■ WHAT YOU SHOULD DO
How many lines hold the string "document"? Reply with the number alone.

____

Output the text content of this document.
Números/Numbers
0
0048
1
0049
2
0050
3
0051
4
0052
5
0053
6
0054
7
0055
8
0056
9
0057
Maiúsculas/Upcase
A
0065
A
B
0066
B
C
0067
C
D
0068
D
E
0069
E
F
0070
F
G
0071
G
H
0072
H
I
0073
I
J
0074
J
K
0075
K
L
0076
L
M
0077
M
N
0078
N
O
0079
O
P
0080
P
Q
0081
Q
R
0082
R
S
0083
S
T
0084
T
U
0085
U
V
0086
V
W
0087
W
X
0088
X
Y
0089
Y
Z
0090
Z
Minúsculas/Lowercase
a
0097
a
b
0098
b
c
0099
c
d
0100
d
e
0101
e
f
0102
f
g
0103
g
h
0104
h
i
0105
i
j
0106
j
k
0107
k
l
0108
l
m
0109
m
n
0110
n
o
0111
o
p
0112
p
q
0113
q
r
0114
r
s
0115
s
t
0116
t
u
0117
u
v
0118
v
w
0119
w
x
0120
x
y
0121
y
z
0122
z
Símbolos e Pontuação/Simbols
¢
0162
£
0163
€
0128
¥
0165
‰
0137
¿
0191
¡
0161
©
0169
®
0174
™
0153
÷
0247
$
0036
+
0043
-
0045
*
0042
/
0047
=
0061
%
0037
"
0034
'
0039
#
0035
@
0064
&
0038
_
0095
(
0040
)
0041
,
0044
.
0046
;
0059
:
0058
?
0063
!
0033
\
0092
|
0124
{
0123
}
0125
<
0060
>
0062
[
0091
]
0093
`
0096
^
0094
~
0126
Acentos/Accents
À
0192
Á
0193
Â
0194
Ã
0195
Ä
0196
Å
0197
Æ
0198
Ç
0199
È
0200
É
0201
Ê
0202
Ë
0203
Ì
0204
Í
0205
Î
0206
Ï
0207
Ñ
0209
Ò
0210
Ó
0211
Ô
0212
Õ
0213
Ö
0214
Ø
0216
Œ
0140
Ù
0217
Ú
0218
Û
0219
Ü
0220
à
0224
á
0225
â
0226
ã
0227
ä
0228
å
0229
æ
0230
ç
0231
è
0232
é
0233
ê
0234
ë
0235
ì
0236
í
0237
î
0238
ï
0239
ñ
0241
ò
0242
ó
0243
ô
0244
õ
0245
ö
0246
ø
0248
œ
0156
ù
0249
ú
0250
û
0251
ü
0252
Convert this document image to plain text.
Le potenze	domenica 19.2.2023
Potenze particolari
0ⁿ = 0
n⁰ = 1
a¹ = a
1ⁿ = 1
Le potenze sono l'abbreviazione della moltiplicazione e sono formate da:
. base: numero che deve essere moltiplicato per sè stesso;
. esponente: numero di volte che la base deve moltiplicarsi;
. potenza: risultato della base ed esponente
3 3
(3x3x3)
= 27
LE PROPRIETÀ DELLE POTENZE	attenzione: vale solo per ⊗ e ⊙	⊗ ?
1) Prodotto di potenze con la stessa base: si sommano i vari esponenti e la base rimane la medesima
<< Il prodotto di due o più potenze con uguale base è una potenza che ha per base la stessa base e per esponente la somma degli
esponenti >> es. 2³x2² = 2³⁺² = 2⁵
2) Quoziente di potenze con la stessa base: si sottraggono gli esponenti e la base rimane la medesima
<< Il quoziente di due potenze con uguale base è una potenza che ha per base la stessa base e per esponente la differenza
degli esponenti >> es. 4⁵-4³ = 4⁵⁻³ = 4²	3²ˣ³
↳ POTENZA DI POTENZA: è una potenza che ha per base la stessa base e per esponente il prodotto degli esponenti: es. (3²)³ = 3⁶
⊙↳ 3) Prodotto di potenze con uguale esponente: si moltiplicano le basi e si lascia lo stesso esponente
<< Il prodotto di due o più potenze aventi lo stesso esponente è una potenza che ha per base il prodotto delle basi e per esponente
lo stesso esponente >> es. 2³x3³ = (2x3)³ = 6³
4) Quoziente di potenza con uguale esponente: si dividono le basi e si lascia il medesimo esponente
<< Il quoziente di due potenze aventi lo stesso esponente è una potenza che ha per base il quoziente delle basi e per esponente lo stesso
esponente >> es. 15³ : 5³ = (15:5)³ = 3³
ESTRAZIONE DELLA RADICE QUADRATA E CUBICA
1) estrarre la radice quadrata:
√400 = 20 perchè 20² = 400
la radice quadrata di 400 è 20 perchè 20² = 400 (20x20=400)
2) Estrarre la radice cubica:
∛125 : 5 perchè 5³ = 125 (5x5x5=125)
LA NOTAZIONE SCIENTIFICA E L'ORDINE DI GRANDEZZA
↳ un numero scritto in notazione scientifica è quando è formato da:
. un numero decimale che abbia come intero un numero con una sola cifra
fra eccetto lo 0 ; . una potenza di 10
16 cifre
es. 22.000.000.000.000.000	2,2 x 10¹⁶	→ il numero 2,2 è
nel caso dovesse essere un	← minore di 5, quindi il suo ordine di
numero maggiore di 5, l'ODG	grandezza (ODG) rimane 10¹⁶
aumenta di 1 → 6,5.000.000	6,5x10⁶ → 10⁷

____

■ WRITTEN RESPONSE
2